== Dataset rows ==

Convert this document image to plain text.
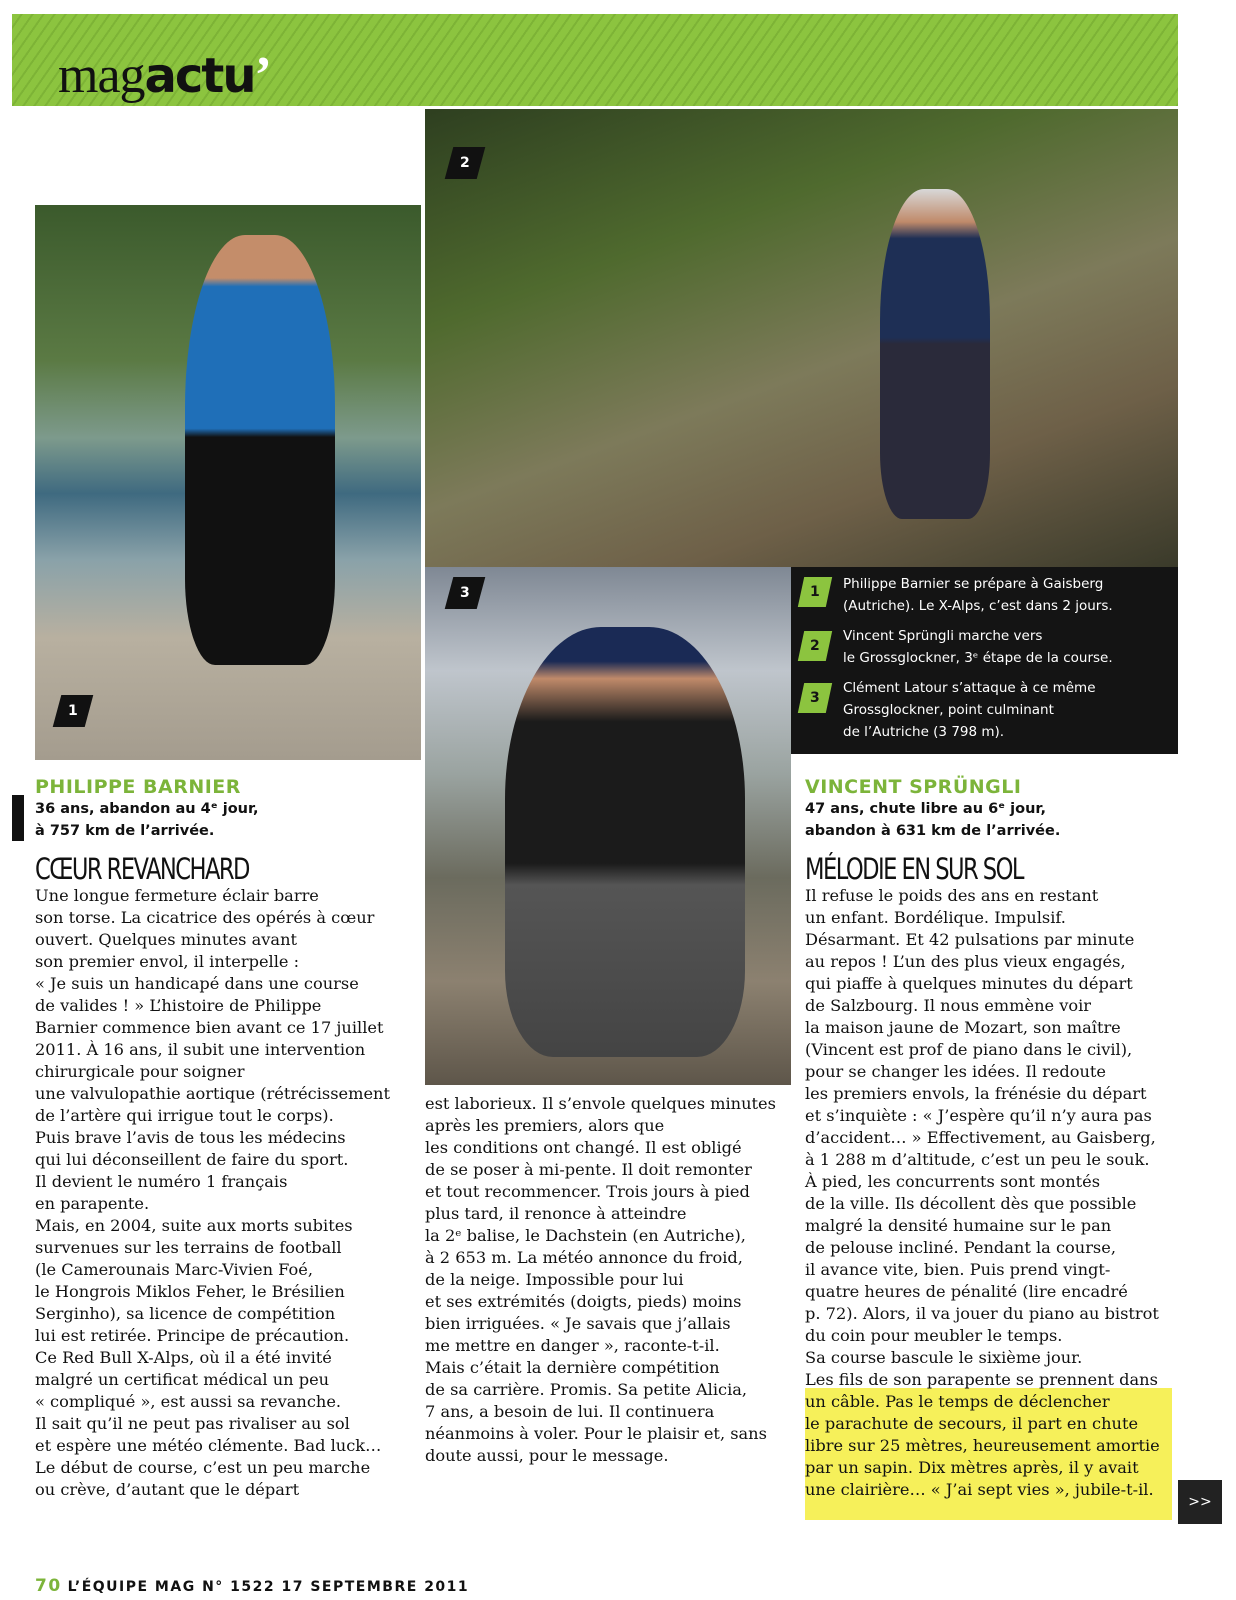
magactu’
1
2
3	1	Philippe Barnier se prépare à Gaisberg
(Autriche). Le X-Alps, c’est dans 2 jours.
2
Vincent Sprüngli marche vers
le Grossglockner, 3ᵉ étape de la course.
3
Clément Latour s’attaque à ce même
Grossglockner, point culminant
de l’Autriche (3 798 m).
PHILIPPE BARNIER
36 ans, abandon au 4ᵉ jour,
à 757 km de l’arrivée.
CŒUR REVANCHARD
VINCENT SPRÜNGLI
47 ans, chute libre au 6ᵉ jour,
abandon à 631 km de l’arrivée.
MÉLODIE EN SUR SOL
Une longue fermeture éclair barre
son torse. La cicatrice des opérés à cœur
ouvert. Quelques minutes avant
son premier envol, il interpelle :
« Je suis un handicapé dans une course
de valides ! » L’histoire de Philippe
Barnier commence bien avant ce 17 juillet
2011. À 16 ans, il subit une intervention
chirurgicale pour soigner
une valvulopathie aortique (rétrécissement
de l’artère qui irrigue tout le corps).
Puis brave l’avis de tous les médecins
qui lui déconseillent de faire du sport.
Il devient le numéro 1 français
en parapente.
Mais, en 2004, suite aux morts subites
survenues sur les terrains de football
(le Camerounais Marc-Vivien Foé,
le Hongrois Miklos Feher, le Brésilien
Serginho), sa licence de compétition
lui est retirée. Principe de précaution.
Ce Red Bull X-Alps, où il a été invité
malgré un certificat médical un peu
« compliqué », est aussi sa revanche.
Il sait qu’il ne peut pas rivaliser au sol
et espère une météo clémente. Bad luck…
Le début de course, c’est un peu marche
ou crève, d’autant que le départ
est laborieux. Il s’envole quelques minutes
après les premiers, alors que
les conditions ont changé. Il est obligé
de se poser à mi-pente. Il doit remonter
et tout recommencer. Trois jours à pied
plus tard, il renonce à atteindre
la 2ᵉ balise, le Dachstein (en Autriche),
à 2 653 m. La météo annonce du froid,
de la neige. Impossible pour lui
et ses extrémités (doigts, pieds) moins
bien irriguées. « Je savais que j’allais
me mettre en danger », raconte-t-il.
Mais c’était la dernière compétition
de sa carrière. Promis. Sa petite Alicia,
7 ans, a besoin de lui. Il continuera
néanmoins à voler. Pour le plaisir et, sans
doute aussi, pour le message.
Il refuse le poids des ans en restant
un enfant. Bordélique. Impulsif.
Désarmant. Et 42 pulsations par minute
au repos ! L’un des plus vieux engagés,
qui piaffe à quelques minutes du départ
de Salzbourg. Il nous emmène voir
la maison jaune de Mozart, son maître
(Vincent est prof de piano dans le civil),
pour se changer les idées. Il redoute
les premiers envols, la frénésie du départ
et s’inquiète : « J’espère qu’il n’y aura pas
d’accident… » Effectivement, au Gaisberg,
à 1 288 m d’altitude, c’est un peu le souk.
À pied, les concurrents sont montés
de la ville. Ils décollent dès que possible
malgré la densité humaine sur le pan
de pelouse incliné. Pendant la course,
il avance vite, bien. Puis prend vingt-
quatre heures de pénalité (lire encadré
p. 72). Alors, il va jouer du piano au bistrot
du coin pour meubler le temps.
Sa course bascule le sixième jour.
Les fils de son parapente se prennent dans
un câble. Pas le temps de déclencher
le parachute de secours, il part en chute
libre sur 25 mètres, heureusement amortie
par un sapin. Dix mètres après, il y avait
une clairière… « J’ai sept vies », jubile-t-il.
>>
70 L’ÉQUIPE MAG N° 1522 17 SEPTEMBRE 2011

===

» **Written problem**: Retype everything in the material word for word, minus pictures.

» **Exercise result**:
Convert this document image to plain text.
magactu’
1
2
3	1	Philippe Barnier se prépare à Gaisberg
(Autriche). Le X-Alps, c’est dans 2 jours.
2
Vincent Sprüngli marche vers
le Grossglockner, 3ᵉ étape de la course.
3
Clément Latour s’attaque à ce même
Grossglockner, point culminant
de l’Autriche (3 798 m).
PHILIPPE BARNIER
36 ans, abandon au 4ᵉ jour,
à 757 km de l’arrivée.
CŒUR REVANCHARD
VINCENT SPRÜNGLI
47 ans, chute libre au 6ᵉ jour,
abandon à 631 km de l’arrivée.
MÉLODIE EN SUR SOL
Une longue fermeture éclair barre
son torse. La cicatrice des opérés à cœur
ouvert. Quelques minutes avant
son premier envol, il interpelle :
« Je suis un handicapé dans une course
de valides ! » L’histoire de Philippe
Barnier commence bien avant ce 17 juillet
2011. À 16 ans, il subit une intervention
chirurgicale pour soigner
une valvulopathie aortique (rétrécissement
de l’artère qui irrigue tout le corps).
Puis brave l’avis de tous les médecins
qui lui déconseillent de faire du sport.
Il devient le numéro 1 français
en parapente.
Mais, en 2004, suite aux morts subites
survenues sur les terrains de football
(le Camerounais Marc-Vivien Foé,
le Hongrois Miklos Feher, le Brésilien
Serginho), sa licence de compétition
lui est retirée. Principe de précaution.
Ce Red Bull X-Alps, où il a été invité
malgré un certificat médical un peu
« compliqué », est aussi sa revanche.
Il sait qu’il ne peut pas rivaliser au sol
et espère une météo clémente. Bad luck…
Le début de course, c’est un peu marche
ou crève, d’autant que le départ
est laborieux. Il s’envole quelques minutes
après les premiers, alors que
les conditions ont changé. Il est obligé
de se poser à mi-pente. Il doit remonter
et tout recommencer. Trois jours à pied
plus tard, il renonce à atteindre
la 2ᵉ balise, le Dachstein (en Autriche),
à 2 653 m. La météo annonce du froid,
de la neige. Impossible pour lui
et ses extrémités (doigts, pieds) moins
bien irriguées. « Je savais que j’allais
me mettre en danger », raconte-t-il.
Mais c’était la dernière compétition
de sa carrière. Promis. Sa petite Alicia,
7 ans, a besoin de lui. Il continuera
néanmoins à voler. Pour le plaisir et, sans
doute aussi, pour le message.
Il refuse le poids des ans en restant
un enfant. Bordélique. Impulsif.
Désarmant. Et 42 pulsations par minute
au repos ! L’un des plus vieux engagés,
qui piaffe à quelques minutes du départ
de Salzbourg. Il nous emmène voir
la maison jaune de Mozart, son maître
(Vincent est prof de piano dans le civil),
pour se changer les idées. Il redoute
les premiers envols, la frénésie du départ
et s’inquiète : « J’espère qu’il n’y aura pas
d’accident… » Effectivement, au Gaisberg,
à 1 288 m d’altitude, c’est un peu le souk.
À pied, les concurrents sont montés
de la ville. Ils décollent dès que possible
malgré la densité humaine sur le pan
de pelouse incliné. Pendant la course,
il avance vite, bien. Puis prend vingt-
quatre heures de pénalité (lire encadré
p. 72). Alors, il va jouer du piano au bistrot
du coin pour meubler le temps.
Sa course bascule le sixième jour.
Les fils de son parapente se prennent dans
un câble. Pas le temps de déclencher
le parachute de secours, il part en chute
libre sur 25 mètres, heureusement amortie
par un sapin. Dix mètres après, il y avait
une clairière… « J’ai sept vies », jubile-t-il.
>>
70 L’ÉQUIPE MAG N° 1522 17 SEPTEMBRE 2011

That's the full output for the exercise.